_Data for this exercise_:
---*---

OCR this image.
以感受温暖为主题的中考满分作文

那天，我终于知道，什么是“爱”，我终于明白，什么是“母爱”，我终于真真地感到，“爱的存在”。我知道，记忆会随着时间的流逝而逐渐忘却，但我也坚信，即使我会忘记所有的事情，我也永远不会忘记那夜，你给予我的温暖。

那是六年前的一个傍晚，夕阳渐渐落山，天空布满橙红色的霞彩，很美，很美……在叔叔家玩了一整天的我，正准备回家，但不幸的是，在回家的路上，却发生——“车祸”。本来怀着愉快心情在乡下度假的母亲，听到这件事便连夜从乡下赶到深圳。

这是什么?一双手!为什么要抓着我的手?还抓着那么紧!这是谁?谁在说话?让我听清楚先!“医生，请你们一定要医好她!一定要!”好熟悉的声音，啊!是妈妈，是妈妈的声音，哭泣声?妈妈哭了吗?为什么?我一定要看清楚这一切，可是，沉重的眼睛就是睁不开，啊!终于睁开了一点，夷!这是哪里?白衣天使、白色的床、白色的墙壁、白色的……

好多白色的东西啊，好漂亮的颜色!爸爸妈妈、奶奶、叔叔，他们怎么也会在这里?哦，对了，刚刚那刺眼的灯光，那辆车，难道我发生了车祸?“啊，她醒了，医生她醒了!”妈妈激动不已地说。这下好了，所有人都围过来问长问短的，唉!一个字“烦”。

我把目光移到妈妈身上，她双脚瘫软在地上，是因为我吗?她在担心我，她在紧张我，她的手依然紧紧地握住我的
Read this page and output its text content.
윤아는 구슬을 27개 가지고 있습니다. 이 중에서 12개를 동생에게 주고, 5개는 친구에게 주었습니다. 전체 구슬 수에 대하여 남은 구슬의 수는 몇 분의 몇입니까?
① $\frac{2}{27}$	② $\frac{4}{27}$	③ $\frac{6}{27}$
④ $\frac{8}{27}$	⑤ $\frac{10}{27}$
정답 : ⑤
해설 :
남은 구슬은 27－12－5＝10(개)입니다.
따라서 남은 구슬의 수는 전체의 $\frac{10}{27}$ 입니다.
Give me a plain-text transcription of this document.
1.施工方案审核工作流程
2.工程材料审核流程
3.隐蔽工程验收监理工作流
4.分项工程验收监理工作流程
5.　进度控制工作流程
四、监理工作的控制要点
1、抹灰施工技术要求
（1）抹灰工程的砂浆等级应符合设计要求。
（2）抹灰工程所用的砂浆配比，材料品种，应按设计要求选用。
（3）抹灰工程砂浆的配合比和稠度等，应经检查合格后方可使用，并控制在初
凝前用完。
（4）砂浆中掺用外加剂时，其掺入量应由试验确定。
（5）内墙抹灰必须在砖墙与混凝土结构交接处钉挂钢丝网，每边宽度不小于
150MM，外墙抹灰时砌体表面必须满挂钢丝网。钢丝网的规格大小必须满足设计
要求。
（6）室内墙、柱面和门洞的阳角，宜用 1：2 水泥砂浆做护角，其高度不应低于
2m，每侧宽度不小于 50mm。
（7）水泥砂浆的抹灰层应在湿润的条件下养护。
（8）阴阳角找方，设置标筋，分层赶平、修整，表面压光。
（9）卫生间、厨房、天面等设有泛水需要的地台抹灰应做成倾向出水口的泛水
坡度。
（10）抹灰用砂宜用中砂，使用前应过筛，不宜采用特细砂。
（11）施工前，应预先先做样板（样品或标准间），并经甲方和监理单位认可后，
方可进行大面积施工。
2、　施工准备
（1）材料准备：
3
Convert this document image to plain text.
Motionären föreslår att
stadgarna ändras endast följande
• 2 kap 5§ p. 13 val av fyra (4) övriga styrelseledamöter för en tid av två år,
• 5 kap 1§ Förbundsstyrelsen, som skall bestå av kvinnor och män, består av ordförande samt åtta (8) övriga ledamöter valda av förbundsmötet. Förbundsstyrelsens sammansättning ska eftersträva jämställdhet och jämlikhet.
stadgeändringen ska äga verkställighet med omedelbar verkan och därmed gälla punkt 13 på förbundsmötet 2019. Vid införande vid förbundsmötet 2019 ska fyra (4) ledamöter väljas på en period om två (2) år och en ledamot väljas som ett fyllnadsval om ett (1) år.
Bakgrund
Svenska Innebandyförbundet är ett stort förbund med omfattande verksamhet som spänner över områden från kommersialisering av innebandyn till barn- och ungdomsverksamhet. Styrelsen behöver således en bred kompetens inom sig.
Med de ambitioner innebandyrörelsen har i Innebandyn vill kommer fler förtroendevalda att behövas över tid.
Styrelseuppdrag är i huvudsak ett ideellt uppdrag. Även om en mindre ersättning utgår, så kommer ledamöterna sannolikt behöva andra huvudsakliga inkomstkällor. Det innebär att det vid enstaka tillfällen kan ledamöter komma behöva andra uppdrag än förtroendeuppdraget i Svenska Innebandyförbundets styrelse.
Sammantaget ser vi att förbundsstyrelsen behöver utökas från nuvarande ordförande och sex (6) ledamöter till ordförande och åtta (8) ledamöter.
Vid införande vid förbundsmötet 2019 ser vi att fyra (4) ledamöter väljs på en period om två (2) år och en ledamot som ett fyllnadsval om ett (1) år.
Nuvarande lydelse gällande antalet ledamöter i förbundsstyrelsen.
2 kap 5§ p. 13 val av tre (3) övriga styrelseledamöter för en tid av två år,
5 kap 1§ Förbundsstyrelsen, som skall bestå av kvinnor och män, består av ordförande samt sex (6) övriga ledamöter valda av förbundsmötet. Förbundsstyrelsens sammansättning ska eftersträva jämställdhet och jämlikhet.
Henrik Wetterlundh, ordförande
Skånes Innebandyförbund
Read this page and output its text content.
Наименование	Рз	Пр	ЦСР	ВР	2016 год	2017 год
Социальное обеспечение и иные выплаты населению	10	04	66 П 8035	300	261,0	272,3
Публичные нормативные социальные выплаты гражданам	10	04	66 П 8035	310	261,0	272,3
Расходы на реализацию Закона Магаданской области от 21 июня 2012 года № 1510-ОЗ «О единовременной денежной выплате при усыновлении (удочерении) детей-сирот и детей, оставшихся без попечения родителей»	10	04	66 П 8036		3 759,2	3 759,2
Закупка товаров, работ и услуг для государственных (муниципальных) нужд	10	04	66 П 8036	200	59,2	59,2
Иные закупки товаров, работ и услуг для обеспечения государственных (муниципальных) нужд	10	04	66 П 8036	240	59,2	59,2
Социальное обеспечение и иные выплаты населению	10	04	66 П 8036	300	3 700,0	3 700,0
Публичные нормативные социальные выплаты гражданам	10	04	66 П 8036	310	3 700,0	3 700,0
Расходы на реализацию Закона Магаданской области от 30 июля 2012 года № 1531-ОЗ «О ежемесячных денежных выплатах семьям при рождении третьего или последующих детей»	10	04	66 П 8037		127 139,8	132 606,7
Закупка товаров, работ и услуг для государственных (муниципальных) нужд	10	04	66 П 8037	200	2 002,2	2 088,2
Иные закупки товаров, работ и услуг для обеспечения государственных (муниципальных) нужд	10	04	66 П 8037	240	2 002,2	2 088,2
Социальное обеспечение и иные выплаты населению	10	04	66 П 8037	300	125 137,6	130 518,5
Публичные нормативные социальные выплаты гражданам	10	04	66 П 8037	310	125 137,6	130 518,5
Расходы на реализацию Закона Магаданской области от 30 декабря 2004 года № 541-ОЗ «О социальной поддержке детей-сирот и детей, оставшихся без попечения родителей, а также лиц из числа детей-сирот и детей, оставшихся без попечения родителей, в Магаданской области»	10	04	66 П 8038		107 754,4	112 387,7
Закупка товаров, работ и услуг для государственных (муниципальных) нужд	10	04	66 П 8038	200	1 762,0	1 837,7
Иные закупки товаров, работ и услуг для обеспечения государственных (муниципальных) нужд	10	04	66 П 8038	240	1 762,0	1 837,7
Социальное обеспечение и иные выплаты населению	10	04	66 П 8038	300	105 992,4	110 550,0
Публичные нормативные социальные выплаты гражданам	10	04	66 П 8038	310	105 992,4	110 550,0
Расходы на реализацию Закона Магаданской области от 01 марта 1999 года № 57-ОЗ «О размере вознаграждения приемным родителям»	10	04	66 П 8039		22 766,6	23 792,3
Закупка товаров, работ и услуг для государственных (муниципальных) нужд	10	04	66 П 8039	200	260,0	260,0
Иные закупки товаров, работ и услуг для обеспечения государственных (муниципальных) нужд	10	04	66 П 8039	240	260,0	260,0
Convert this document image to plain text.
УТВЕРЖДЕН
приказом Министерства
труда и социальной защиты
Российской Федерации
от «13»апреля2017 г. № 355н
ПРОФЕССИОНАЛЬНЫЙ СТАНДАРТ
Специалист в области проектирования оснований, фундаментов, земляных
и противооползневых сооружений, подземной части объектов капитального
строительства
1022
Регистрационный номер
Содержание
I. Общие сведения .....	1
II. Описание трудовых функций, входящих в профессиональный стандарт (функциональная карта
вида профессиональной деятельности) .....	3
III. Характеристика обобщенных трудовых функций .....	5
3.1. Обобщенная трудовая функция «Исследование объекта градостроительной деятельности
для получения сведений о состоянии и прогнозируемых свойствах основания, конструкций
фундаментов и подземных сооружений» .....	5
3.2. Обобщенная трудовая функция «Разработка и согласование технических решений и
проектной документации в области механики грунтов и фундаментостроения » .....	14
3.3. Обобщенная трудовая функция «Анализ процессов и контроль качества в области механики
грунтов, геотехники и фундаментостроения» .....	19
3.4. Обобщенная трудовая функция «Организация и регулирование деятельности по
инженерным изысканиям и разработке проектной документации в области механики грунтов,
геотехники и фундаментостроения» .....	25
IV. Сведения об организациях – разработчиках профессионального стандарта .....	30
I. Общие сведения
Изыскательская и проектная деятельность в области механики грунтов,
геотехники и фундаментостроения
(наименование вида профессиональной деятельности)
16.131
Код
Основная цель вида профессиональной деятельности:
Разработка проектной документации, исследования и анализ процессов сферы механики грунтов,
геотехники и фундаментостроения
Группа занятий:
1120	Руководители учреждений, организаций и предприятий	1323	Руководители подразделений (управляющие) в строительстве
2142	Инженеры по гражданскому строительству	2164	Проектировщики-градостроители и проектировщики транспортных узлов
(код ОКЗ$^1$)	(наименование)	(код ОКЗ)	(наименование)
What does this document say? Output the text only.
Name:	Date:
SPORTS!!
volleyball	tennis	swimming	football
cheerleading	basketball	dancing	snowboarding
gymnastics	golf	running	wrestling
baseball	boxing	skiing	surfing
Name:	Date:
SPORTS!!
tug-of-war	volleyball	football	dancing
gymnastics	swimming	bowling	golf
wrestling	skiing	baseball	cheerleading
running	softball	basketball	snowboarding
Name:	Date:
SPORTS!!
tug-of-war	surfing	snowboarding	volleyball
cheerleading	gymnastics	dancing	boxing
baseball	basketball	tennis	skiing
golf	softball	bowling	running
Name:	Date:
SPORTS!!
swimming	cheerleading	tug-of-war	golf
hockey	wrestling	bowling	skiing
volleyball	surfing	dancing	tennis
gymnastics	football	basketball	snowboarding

---*---

_Your task_: Pull out every line in the material above where "jämställdhet" occurs.

_Complete output_:
• 5 kap 1§ Förbundsstyrelsen, som skall bestå av kvinnor och män, består av ordförande samt åtta (8) övriga ledamöter valda av förbundsmötet. Förbundsstyrelsens sammansättning ska eftersträva jämställdhet och jämlikhet.
5 kap 1§ Förbundsstyrelsen, som skall bestå av kvinnor och män, består av ordförande samt sex (6) övriga ledamöter valda av förbundsmötet. Förbundsstyrelsens sammansättning ska eftersträva jämställdhet och jämlikhet.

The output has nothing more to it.